THE PROBLEM = Provide only the number of lines in the data below that contain the string "Degrees".
Start of MATERIAL FOR THIS EXERCISE
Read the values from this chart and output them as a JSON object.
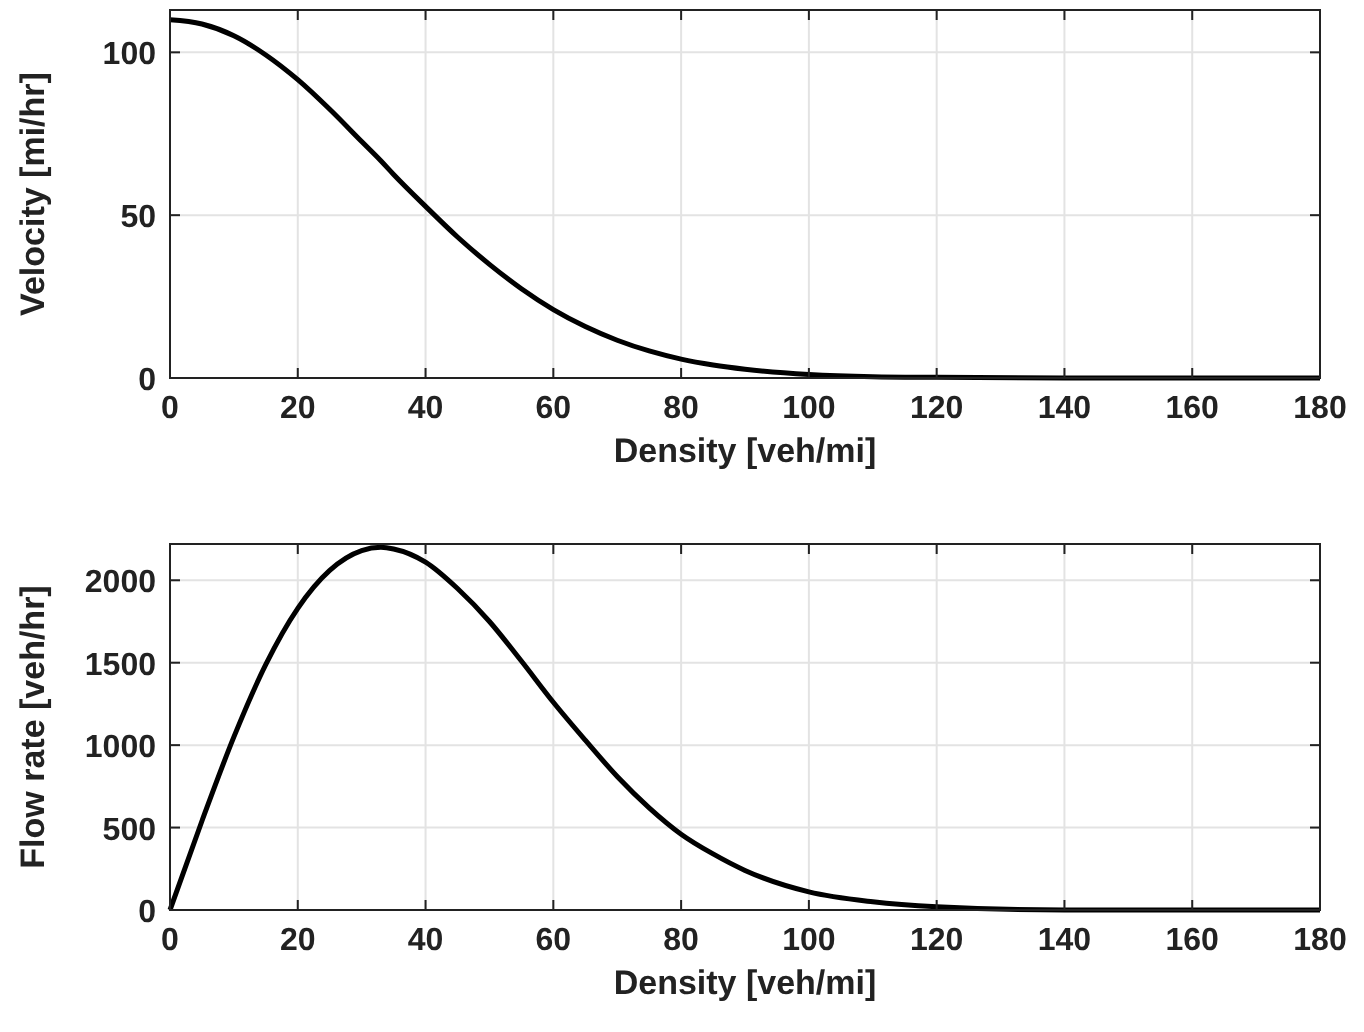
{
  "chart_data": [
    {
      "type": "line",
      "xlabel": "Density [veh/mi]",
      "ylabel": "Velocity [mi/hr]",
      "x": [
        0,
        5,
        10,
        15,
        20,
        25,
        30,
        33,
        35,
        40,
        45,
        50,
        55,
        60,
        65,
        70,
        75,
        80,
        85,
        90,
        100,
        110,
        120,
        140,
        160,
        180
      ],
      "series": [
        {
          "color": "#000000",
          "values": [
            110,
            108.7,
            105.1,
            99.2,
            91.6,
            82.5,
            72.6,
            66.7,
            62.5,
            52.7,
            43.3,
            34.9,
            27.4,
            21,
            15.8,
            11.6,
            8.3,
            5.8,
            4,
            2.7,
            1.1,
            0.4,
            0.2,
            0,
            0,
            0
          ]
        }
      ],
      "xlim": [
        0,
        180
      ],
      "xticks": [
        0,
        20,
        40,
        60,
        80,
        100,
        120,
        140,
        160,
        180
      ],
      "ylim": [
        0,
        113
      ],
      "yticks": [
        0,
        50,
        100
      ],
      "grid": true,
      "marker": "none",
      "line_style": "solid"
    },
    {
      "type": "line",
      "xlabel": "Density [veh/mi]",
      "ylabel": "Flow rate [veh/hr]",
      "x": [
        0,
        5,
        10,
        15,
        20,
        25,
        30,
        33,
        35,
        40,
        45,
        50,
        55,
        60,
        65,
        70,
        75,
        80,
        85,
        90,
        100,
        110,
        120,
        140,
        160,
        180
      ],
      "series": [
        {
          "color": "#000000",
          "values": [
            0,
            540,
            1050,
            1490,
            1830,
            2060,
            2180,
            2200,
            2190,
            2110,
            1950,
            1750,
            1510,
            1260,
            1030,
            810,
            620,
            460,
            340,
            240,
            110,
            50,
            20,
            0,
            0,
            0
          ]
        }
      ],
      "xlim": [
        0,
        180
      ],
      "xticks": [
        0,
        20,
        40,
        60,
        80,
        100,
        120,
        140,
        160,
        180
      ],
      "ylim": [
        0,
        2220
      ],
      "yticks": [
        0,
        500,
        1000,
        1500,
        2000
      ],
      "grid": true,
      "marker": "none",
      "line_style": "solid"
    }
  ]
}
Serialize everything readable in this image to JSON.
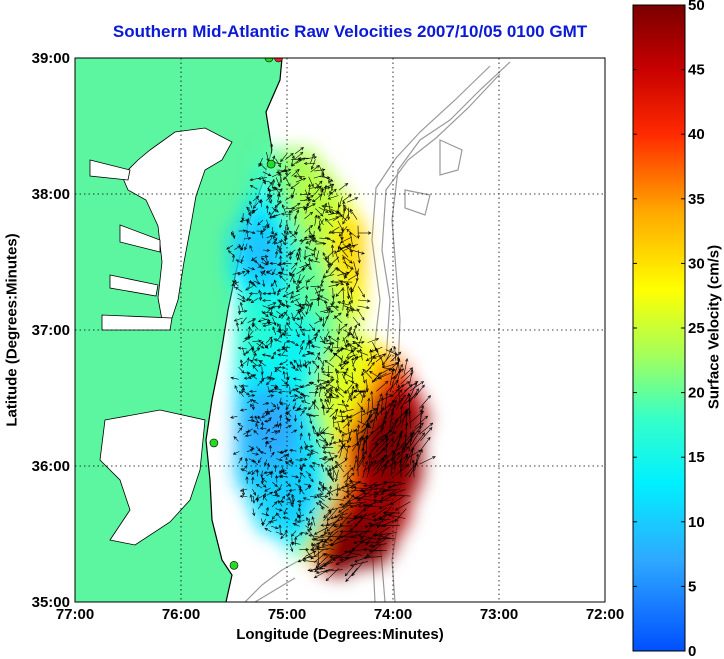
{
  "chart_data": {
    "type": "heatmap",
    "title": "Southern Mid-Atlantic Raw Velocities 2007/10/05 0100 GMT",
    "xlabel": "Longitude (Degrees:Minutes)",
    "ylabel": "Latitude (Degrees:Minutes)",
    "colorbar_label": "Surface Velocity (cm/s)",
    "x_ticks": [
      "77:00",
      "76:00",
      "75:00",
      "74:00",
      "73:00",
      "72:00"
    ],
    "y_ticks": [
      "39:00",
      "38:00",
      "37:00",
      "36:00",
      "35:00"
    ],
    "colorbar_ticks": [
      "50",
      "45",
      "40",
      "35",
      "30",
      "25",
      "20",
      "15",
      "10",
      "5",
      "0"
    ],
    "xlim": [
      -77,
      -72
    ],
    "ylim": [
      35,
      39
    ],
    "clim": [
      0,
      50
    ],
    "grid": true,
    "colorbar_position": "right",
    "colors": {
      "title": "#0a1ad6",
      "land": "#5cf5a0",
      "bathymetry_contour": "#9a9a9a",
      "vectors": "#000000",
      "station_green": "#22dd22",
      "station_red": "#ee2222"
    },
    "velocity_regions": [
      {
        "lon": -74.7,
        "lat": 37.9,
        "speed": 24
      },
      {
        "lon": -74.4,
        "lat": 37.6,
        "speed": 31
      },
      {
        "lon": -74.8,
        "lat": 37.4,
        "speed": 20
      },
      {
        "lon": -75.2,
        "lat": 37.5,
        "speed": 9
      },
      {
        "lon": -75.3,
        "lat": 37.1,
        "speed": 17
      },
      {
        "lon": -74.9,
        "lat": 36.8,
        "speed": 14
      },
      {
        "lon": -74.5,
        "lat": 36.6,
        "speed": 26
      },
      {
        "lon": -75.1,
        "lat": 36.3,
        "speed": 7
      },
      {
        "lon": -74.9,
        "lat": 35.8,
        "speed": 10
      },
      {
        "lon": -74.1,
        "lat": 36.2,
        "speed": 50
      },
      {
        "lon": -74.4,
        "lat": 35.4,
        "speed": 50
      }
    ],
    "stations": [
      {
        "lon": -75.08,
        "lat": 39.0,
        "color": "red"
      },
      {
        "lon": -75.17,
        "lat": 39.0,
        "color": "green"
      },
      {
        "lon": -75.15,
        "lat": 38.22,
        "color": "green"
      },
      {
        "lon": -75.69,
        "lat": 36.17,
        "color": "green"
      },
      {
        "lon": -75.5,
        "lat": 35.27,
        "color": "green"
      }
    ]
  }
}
End of MATERIAL FOR THIS EXERCISE
RESULT = 2